Listed records:

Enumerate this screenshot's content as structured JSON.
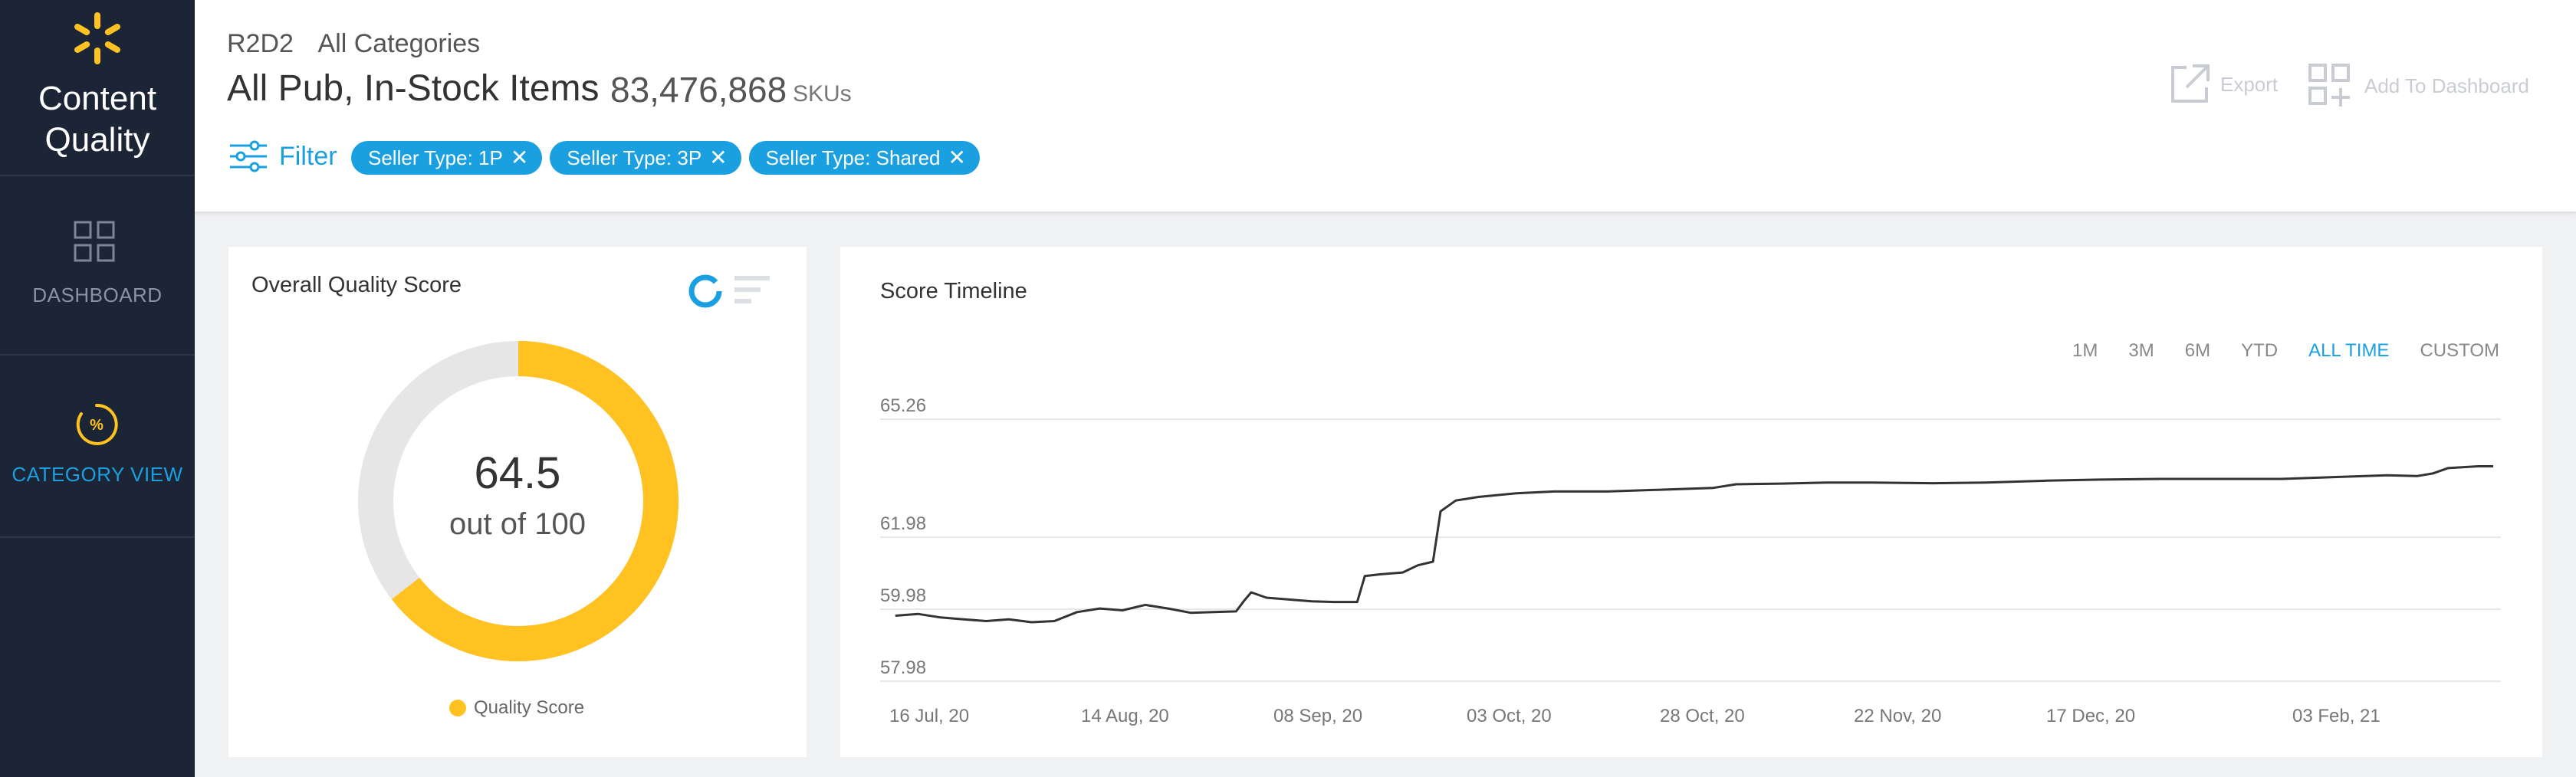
{
  "sidebar": {
    "app_title_line1": "Content",
    "app_title_line2": "Quality",
    "nav": [
      {
        "label": "DASHBOARD",
        "icon": "grid-icon",
        "active": false
      },
      {
        "label": "CATEGORY VIEW",
        "icon": "percent-gauge-icon",
        "active": true
      }
    ]
  },
  "header": {
    "breadcrumb": [
      "R2D2",
      "All Categories"
    ],
    "title": "All Pub, In-Stock Items",
    "sku_count": "83,476,868",
    "sku_label": "SKUs",
    "filter_label": "Filter",
    "chips": [
      "Seller Type: 1P",
      "Seller Type: 3P",
      "Seller Type: Shared"
    ],
    "export_label": "Export",
    "add_dashboard_label": "Add To Dashboard"
  },
  "quality": {
    "title": "Overall Quality Score",
    "score": "64.5",
    "out_of": "out of 100",
    "score_value": 64.5,
    "max": 100,
    "legend": "Quality Score",
    "colors": {
      "score": "#ffc220",
      "remainder": "#e6e6e6"
    }
  },
  "timeline": {
    "title": "Score Timeline",
    "ranges": [
      "1M",
      "3M",
      "6M",
      "YTD",
      "ALL TIME",
      "CUSTOM"
    ],
    "active_range": "ALL TIME"
  },
  "chart_data": {
    "type": "line",
    "title": "Score Timeline",
    "ytick_labels": [
      "65.26",
      "61.98",
      "59.98",
      "57.98"
    ],
    "yticks": [
      65.26,
      61.98,
      59.98,
      57.98
    ],
    "ylim": [
      57.98,
      65.26
    ],
    "xtick_labels": [
      "16 Jul, 20",
      "14 Aug, 20",
      "08 Sep, 20",
      "03 Oct, 20",
      "28 Oct, 20",
      "22 Nov, 20",
      "17 Dec, 20",
      "03 Feb, 21"
    ],
    "grid": true,
    "series": [
      {
        "color": "#333333",
        "points": [
          [
            "2020-07-16",
            59.8
          ],
          [
            "2020-07-19",
            59.85
          ],
          [
            "2020-07-22",
            59.75
          ],
          [
            "2020-07-25",
            59.7
          ],
          [
            "2020-07-28",
            59.65
          ],
          [
            "2020-07-31",
            59.7
          ],
          [
            "2020-08-03",
            59.62
          ],
          [
            "2020-08-06",
            59.65
          ],
          [
            "2020-08-09",
            59.9
          ],
          [
            "2020-08-12",
            60.0
          ],
          [
            "2020-08-15",
            59.95
          ],
          [
            "2020-08-18",
            60.1
          ],
          [
            "2020-08-21",
            60.0
          ],
          [
            "2020-08-24",
            59.88
          ],
          [
            "2020-08-27",
            59.9
          ],
          [
            "2020-08-30",
            59.92
          ],
          [
            "2020-08-31",
            60.2
          ],
          [
            "2020-09-01",
            60.45
          ],
          [
            "2020-09-03",
            60.3
          ],
          [
            "2020-09-06",
            60.25
          ],
          [
            "2020-09-09",
            60.2
          ],
          [
            "2020-09-12",
            60.18
          ],
          [
            "2020-09-15",
            60.18
          ],
          [
            "2020-09-16",
            60.9
          ],
          [
            "2020-09-18",
            60.95
          ],
          [
            "2020-09-21",
            61.0
          ],
          [
            "2020-09-23",
            61.2
          ],
          [
            "2020-09-25",
            61.3
          ],
          [
            "2020-09-26",
            62.7
          ],
          [
            "2020-09-28",
            63.0
          ],
          [
            "2020-10-01",
            63.1
          ],
          [
            "2020-10-06",
            63.2
          ],
          [
            "2020-10-11",
            63.25
          ],
          [
            "2020-10-18",
            63.25
          ],
          [
            "2020-10-25",
            63.3
          ],
          [
            "2020-11-01",
            63.35
          ],
          [
            "2020-11-04",
            63.45
          ],
          [
            "2020-11-10",
            63.47
          ],
          [
            "2020-11-16",
            63.5
          ],
          [
            "2020-11-22",
            63.5
          ],
          [
            "2020-11-30",
            63.48
          ],
          [
            "2020-12-07",
            63.5
          ],
          [
            "2020-12-15",
            63.55
          ],
          [
            "2020-12-22",
            63.58
          ],
          [
            "2020-12-30",
            63.6
          ],
          [
            "2021-01-07",
            63.6
          ],
          [
            "2021-01-15",
            63.6
          ],
          [
            "2021-01-22",
            63.65
          ],
          [
            "2021-01-29",
            63.7
          ],
          [
            "2021-02-02",
            63.68
          ],
          [
            "2021-02-04",
            63.75
          ],
          [
            "2021-02-06",
            63.9
          ],
          [
            "2021-02-10",
            63.95
          ],
          [
            "2021-02-12",
            63.95
          ]
        ]
      }
    ]
  }
}
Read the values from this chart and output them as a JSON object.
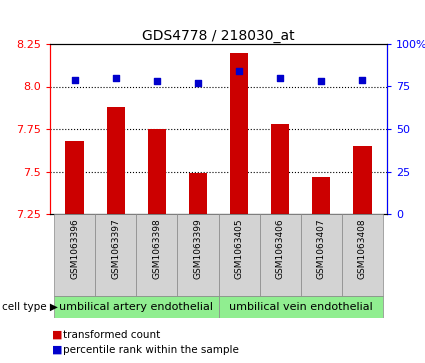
{
  "title": "GDS4778 / 218030_at",
  "samples": [
    "GSM1063396",
    "GSM1063397",
    "GSM1063398",
    "GSM1063399",
    "GSM1063405",
    "GSM1063406",
    "GSM1063407",
    "GSM1063408"
  ],
  "bar_values": [
    7.68,
    7.88,
    7.75,
    7.49,
    8.2,
    7.78,
    7.47,
    7.65
  ],
  "scatter_values": [
    79,
    80,
    78,
    77,
    84,
    80,
    78,
    79
  ],
  "ylim_left": [
    7.25,
    8.25
  ],
  "ylim_right": [
    0,
    100
  ],
  "yticks_left": [
    7.25,
    7.5,
    7.75,
    8.0,
    8.25
  ],
  "yticks_right": [
    0,
    25,
    50,
    75,
    100
  ],
  "bar_color": "#cc0000",
  "scatter_color": "#0000cc",
  "bar_bottom": 7.25,
  "group1_label": "umbilical artery endothelial",
  "group2_label": "umbilical vein endothelial",
  "group1_indices": [
    0,
    1,
    2,
    3
  ],
  "group2_indices": [
    4,
    5,
    6,
    7
  ],
  "cell_type_label": "cell type",
  "legend_bar_label": "transformed count",
  "legend_scatter_label": "percentile rank within the sample",
  "group_color": "#90EE90",
  "sample_box_color": "#d3d3d3",
  "title_fontsize": 10,
  "tick_fontsize": 8,
  "label_fontsize": 8,
  "sample_fontsize": 6.5,
  "group_fontsize": 8,
  "legend_fontsize": 7.5,
  "hgrid_values": [
    7.5,
    7.75,
    8.0
  ],
  "bar_width": 0.45
}
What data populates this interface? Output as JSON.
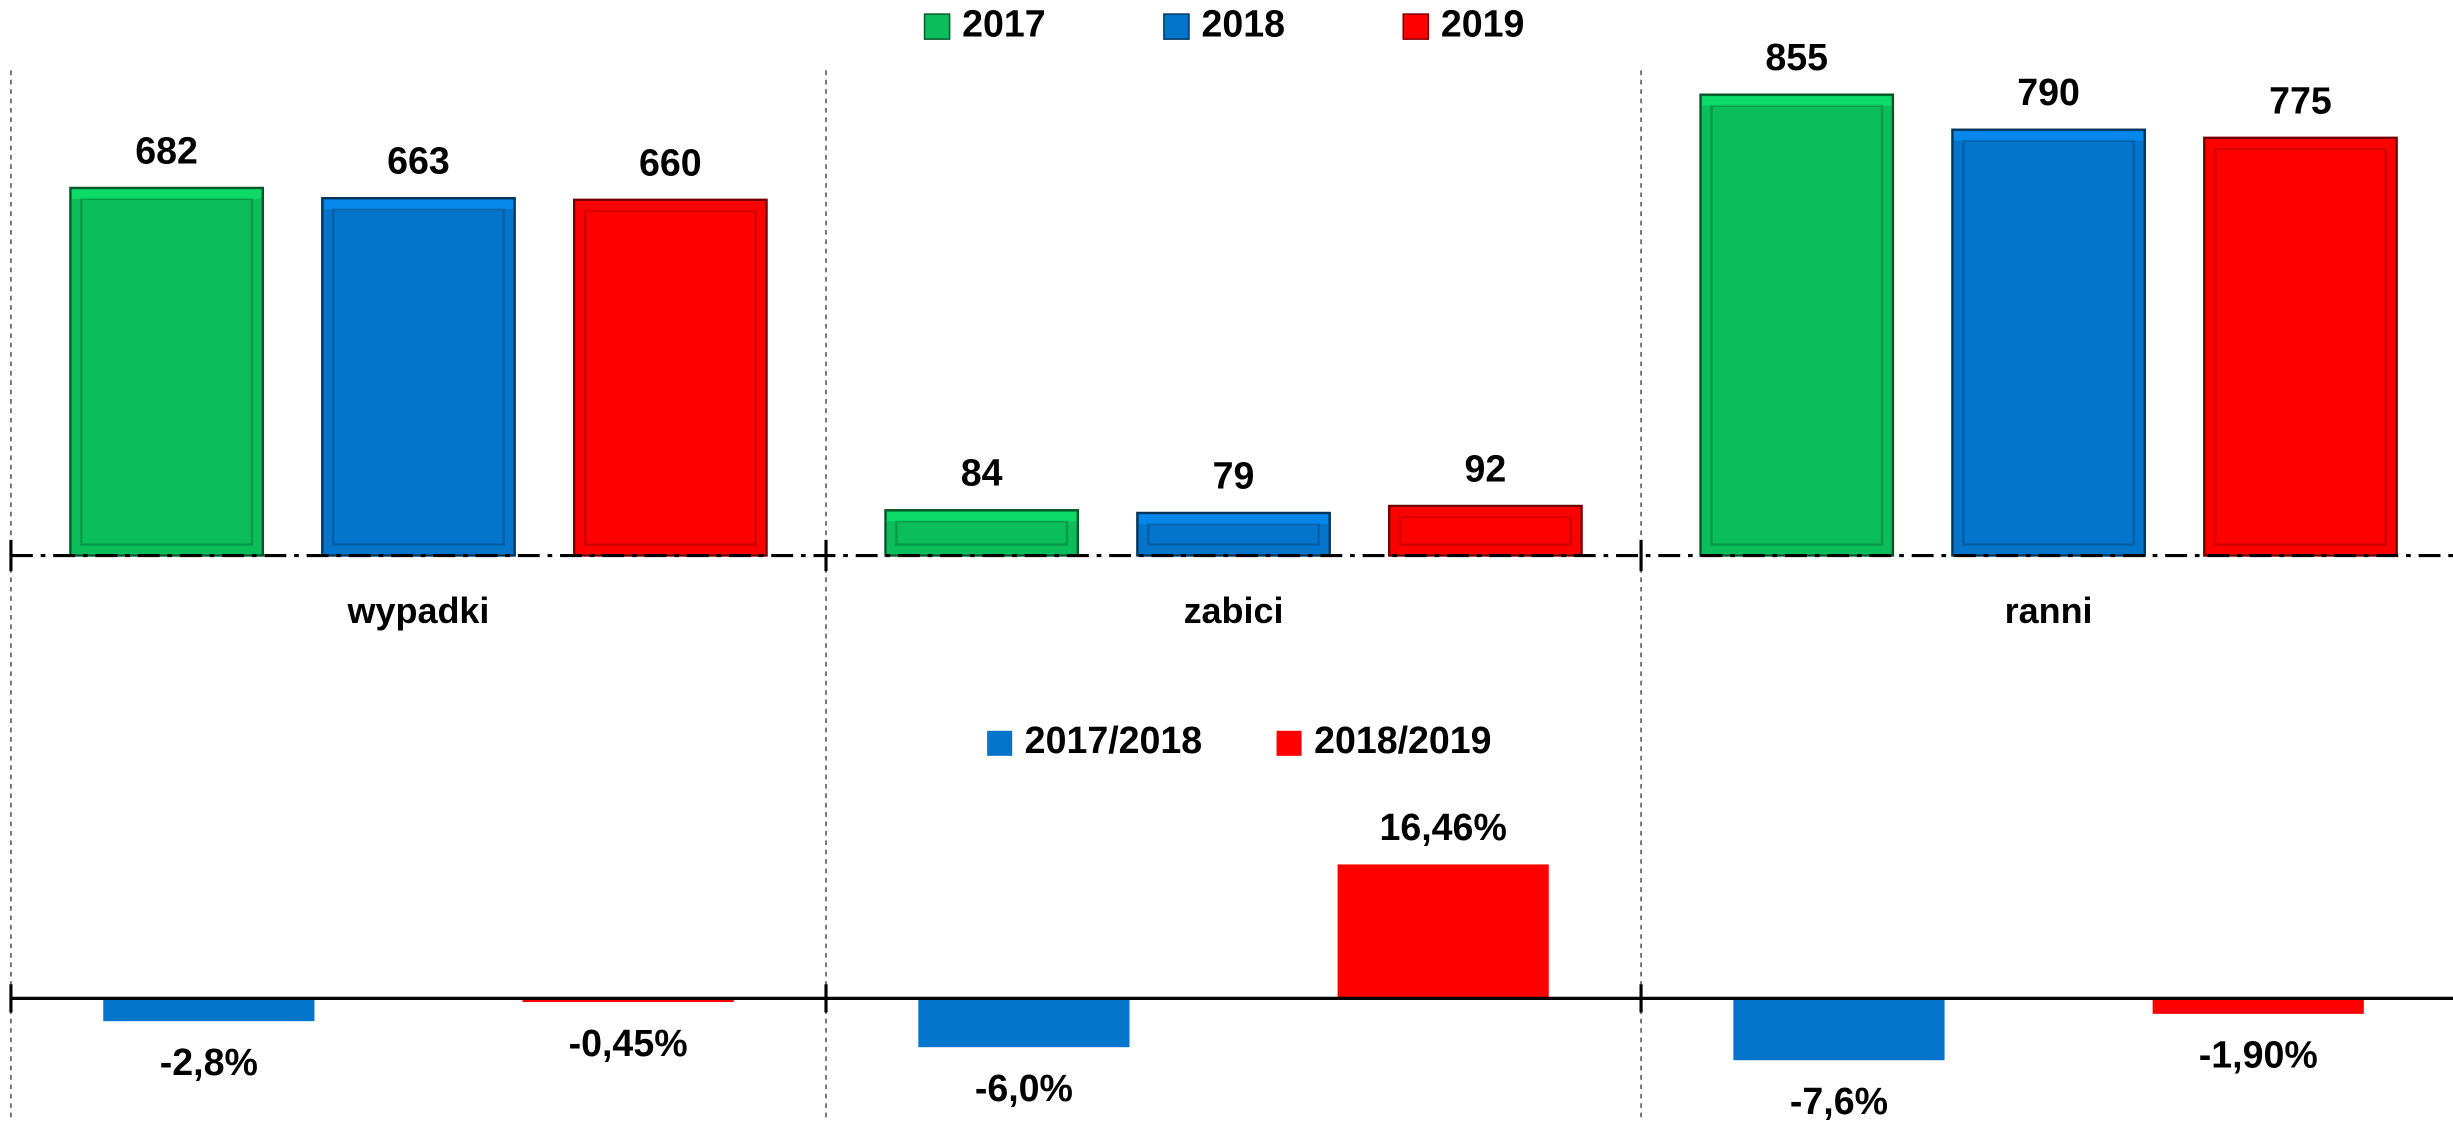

Short problem:
Write out the lines of the listing from the one that holds "Read the values" to the very last line, both included, exactly as they appear and without any pictures.

Written answer:
Read the values from this chart and output them as a JSON object.
{
  "title": "GDS4778 / 218030_at",
  "samples": [
    "GSM1063396",
    "GSM1063397",
    "GSM1063398",
    "GSM1063399",
    "GSM1063405",
    "GSM1063406",
    "GSM1063407",
    "GSM1063408"
  ],
  "bar_values": [
    7.68,
    7.88,
    7.75,
    7.49,
    8.2,
    7.78,
    7.47,
    7.65
  ],
  "scatter_values": [
    79,
    80,
    78,
    77,
    84,
    80,
    78,
    79
  ],
  "ylim_left": [
    7.25,
    8.25
  ],
  "ylim_right": [
    0,
    100
  ],
  "yticks_left": [
    7.25,
    7.5,
    7.75,
    8.0,
    8.25
  ],
  "yticks_right": [
    0,
    25,
    50,
    75,
    100
  ],
  "bar_color": "#cc0000",
  "scatter_color": "#0000cc",
  "bar_bottom": 7.25,
  "group1_label": "umbilical artery endothelial",
  "group2_label": "umbilical vein endothelial",
  "group1_indices": [
    0,
    1,
    2,
    3
  ],
  "group2_indices": [
    4,
    5,
    6,
    7
  ],
  "cell_type_label": "cell type",
  "legend_bar_label": "transformed count",
  "legend_scatter_label": "percentile rank within the sample",
  "group_color": "#90EE90",
  "sample_box_color": "#d3d3d3",
  "title_fontsize": 10,
  "tick_fontsize": 8,
  "label_fontsize": 8,
  "sample_fontsize": 6.5,
  "group_fontsize": 8,
  "legend_fontsize": 7.5,
  "hgrid_values": [
    7.5,
    7.75,
    8.0
  ],
  "bar_width": 0.45
}
What data populates this interface? Output as JSON.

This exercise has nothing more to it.